#### [EXERCISE PROMPT]
Retype the listing that follows, word for word.

#### [RAW DATA]
================

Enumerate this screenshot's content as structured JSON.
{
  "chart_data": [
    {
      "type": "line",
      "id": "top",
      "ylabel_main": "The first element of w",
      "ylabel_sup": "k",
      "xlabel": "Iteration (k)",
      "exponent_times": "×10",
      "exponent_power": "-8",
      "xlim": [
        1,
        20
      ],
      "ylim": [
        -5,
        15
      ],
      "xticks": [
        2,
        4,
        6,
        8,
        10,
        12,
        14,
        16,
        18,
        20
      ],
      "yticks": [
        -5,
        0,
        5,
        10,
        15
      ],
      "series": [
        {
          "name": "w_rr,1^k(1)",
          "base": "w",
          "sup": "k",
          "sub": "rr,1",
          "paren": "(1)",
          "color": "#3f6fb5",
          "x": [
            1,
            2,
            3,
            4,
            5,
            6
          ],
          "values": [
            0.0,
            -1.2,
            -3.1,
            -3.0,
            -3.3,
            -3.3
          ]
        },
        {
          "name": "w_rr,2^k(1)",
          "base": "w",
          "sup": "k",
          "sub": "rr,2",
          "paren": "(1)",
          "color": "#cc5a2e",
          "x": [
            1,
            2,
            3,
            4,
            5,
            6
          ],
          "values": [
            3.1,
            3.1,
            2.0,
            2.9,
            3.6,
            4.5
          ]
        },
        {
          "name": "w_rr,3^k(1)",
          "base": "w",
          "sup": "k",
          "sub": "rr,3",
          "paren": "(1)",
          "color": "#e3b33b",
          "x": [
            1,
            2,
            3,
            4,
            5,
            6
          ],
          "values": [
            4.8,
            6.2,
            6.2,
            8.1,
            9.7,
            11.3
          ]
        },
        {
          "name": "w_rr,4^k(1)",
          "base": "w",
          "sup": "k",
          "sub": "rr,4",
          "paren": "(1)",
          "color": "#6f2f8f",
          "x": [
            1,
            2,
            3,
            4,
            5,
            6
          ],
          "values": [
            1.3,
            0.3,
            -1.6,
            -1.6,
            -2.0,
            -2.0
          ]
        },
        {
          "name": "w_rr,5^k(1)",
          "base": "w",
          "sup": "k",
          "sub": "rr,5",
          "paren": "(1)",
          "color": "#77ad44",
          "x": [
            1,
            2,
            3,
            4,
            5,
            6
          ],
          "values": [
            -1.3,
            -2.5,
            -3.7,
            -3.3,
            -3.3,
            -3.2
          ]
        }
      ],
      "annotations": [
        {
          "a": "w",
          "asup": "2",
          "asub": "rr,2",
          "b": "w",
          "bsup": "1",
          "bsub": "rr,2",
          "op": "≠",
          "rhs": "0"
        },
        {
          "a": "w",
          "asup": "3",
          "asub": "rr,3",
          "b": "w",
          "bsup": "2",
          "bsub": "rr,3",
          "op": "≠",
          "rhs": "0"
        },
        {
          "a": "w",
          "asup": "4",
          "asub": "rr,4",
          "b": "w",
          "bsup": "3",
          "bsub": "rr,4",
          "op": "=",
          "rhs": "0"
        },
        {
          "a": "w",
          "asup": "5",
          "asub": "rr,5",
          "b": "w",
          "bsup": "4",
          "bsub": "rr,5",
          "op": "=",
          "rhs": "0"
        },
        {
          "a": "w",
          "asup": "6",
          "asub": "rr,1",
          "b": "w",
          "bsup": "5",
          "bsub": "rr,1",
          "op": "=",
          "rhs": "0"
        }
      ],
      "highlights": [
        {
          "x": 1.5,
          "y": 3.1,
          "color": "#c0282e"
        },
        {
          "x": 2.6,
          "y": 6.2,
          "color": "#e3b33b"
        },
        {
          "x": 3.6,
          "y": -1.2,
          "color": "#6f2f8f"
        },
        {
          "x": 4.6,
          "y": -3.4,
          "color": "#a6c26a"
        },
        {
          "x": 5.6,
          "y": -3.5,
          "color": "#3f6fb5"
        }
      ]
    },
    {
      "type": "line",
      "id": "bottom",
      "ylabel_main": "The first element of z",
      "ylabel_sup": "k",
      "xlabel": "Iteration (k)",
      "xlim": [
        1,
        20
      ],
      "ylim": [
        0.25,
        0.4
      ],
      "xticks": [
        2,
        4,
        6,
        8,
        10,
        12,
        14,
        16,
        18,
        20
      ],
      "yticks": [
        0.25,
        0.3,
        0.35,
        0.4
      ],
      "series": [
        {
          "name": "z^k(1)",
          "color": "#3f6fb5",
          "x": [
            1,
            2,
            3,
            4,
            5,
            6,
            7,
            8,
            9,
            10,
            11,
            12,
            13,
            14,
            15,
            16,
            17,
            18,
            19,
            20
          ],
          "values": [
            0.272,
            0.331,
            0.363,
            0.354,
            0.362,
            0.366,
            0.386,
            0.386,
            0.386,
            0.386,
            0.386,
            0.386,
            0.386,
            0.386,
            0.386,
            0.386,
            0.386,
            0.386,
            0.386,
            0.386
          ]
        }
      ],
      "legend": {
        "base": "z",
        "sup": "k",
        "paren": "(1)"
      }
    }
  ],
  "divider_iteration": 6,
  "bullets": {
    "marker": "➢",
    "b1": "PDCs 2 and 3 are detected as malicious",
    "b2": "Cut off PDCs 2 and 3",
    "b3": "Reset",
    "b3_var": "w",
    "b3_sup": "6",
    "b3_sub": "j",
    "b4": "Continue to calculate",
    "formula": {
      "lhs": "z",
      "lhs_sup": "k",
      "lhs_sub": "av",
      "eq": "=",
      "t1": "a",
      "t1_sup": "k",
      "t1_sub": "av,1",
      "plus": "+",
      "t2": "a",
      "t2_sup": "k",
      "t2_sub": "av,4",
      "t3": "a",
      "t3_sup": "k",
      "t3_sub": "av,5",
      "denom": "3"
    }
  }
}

================

#### [CORRECT RESULT]
Enumerate this screenshot's content as structured JSON.
{
  "chart_data": [
    {
      "type": "line",
      "id": "top",
      "ylabel_main": "The first element of w",
      "ylabel_sup": "k",
      "xlabel": "Iteration (k)",
      "exponent_times": "×10",
      "exponent_power": "-8",
      "xlim": [
        1,
        20
      ],
      "ylim": [
        -5,
        15
      ],
      "xticks": [
        2,
        4,
        6,
        8,
        10,
        12,
        14,
        16,
        18,
        20
      ],
      "yticks": [
        -5,
        0,
        5,
        10,
        15
      ],
      "series": [
        {
          "name": "w_rr,1^k(1)",
          "base": "w",
          "sup": "k",
          "sub": "rr,1",
          "paren": "(1)",
          "color": "#3f6fb5",
          "x": [
            1,
            2,
            3,
            4,
            5,
            6
          ],
          "values": [
            0.0,
            -1.2,
            -3.1,
            -3.0,
            -3.3,
            -3.3
          ]
        },
        {
          "name": "w_rr,2^k(1)",
          "base": "w",
          "sup": "k",
          "sub": "rr,2",
          "paren": "(1)",
          "color": "#cc5a2e",
          "x": [
            1,
            2,
            3,
            4,
            5,
            6
          ],
          "values": [
            3.1,
            3.1,
            2.0,
            2.9,
            3.6,
            4.5
          ]
        },
        {
          "name": "w_rr,3^k(1)",
          "base": "w",
          "sup": "k",
          "sub": "rr,3",
          "paren": "(1)",
          "color": "#e3b33b",
          "x": [
            1,
            2,
            3,
            4,
            5,
            6
          ],
          "values": [
            4.8,
            6.2,
            6.2,
            8.1,
            9.7,
            11.3
          ]
        },
        {
          "name": "w_rr,4^k(1)",
          "base": "w",
          "sup": "k",
          "sub": "rr,4",
          "paren": "(1)",
          "color": "#6f2f8f",
          "x": [
            1,
            2,
            3,
            4,
            5,
            6
          ],
          "values": [
            1.3,
            0.3,
            -1.6,
            -1.6,
            -2.0,
            -2.0
          ]
        },
        {
          "name": "w_rr,5^k(1)",
          "base": "w",
          "sup": "k",
          "sub": "rr,5",
          "paren": "(1)",
          "color": "#77ad44",
          "x": [
            1,
            2,
            3,
            4,
            5,
            6
          ],
          "values": [
            -1.3,
            -2.5,
            -3.7,
            -3.3,
            -3.3,
            -3.2
          ]
        }
      ],
      "annotations": [
        {
          "a": "w",
          "asup": "2",
          "asub": "rr,2",
          "b": "w",
          "bsup": "1",
          "bsub": "rr,2",
          "op": "≠",
          "rhs": "0"
        },
        {
          "a": "w",
          "asup": "3",
          "asub": "rr,3",
          "b": "w",
          "bsup": "2",
          "bsub": "rr,3",
          "op": "≠",
          "rhs": "0"
        },
        {
          "a": "w",
          "asup": "4",
          "asub": "rr,4",
          "b": "w",
          "bsup": "3",
          "bsub": "rr,4",
          "op": "=",
          "rhs": "0"
        },
        {
          "a": "w",
          "asup": "5",
          "asub": "rr,5",
          "b": "w",
          "bsup": "4",
          "bsub": "rr,5",
          "op": "=",
          "rhs": "0"
        },
        {
          "a": "w",
          "asup": "6",
          "asub": "rr,1",
          "b": "w",
          "bsup": "5",
          "bsub": "rr,1",
          "op": "=",
          "rhs": "0"
        }
      ],
      "highlights": [
        {
          "x": 1.5,
          "y": 3.1,
          "color": "#c0282e"
        },
        {
          "x": 2.6,
          "y": 6.2,
          "color": "#e3b33b"
        },
        {
          "x": 3.6,
          "y": -1.2,
          "color": "#6f2f8f"
        },
        {
          "x": 4.6,
          "y": -3.4,
          "color": "#a6c26a"
        },
        {
          "x": 5.6,
          "y": -3.5,
          "color": "#3f6fb5"
        }
      ]
    },
    {
      "type": "line",
      "id": "bottom",
      "ylabel_main": "The first element of z",
      "ylabel_sup": "k",
      "xlabel": "Iteration (k)",
      "xlim": [
        1,
        20
      ],
      "ylim": [
        0.25,
        0.4
      ],
      "xticks": [
        2,
        4,
        6,
        8,
        10,
        12,
        14,
        16,
        18,
        20
      ],
      "yticks": [
        0.25,
        0.3,
        0.35,
        0.4
      ],
      "series": [
        {
          "name": "z^k(1)",
          "color": "#3f6fb5",
          "x": [
            1,
            2,
            3,
            4,
            5,
            6,
            7,
            8,
            9,
            10,
            11,
            12,
            13,
            14,
            15,
            16,
            17,
            18,
            19,
            20
          ],
          "values": [
            0.272,
            0.331,
            0.363,
            0.354,
            0.362,
            0.366,
            0.386,
            0.386,
            0.386,
            0.386,
            0.386,
            0.386,
            0.386,
            0.386,
            0.386,
            0.386,
            0.386,
            0.386,
            0.386,
            0.386
          ]
        }
      ],
      "legend": {
        "base": "z",
        "sup": "k",
        "paren": "(1)"
      }
    }
  ],
  "divider_iteration": 6,
  "bullets": {
    "marker": "➢",
    "b1": "PDCs 2 and 3 are detected as malicious",
    "b2": "Cut off PDCs 2 and 3",
    "b3": "Reset",
    "b3_var": "w",
    "b3_sup": "6",
    "b3_sub": "j",
    "b4": "Continue to calculate",
    "formula": {
      "lhs": "z",
      "lhs_sup": "k",
      "lhs_sub": "av",
      "eq": "=",
      "t1": "a",
      "t1_sup": "k",
      "t1_sub": "av,1",
      "plus": "+",
      "t2": "a",
      "t2_sup": "k",
      "t2_sub": "av,4",
      "t3": "a",
      "t3_sup": "k",
      "t3_sub": "av,5",
      "denom": "3"
    }
  }
}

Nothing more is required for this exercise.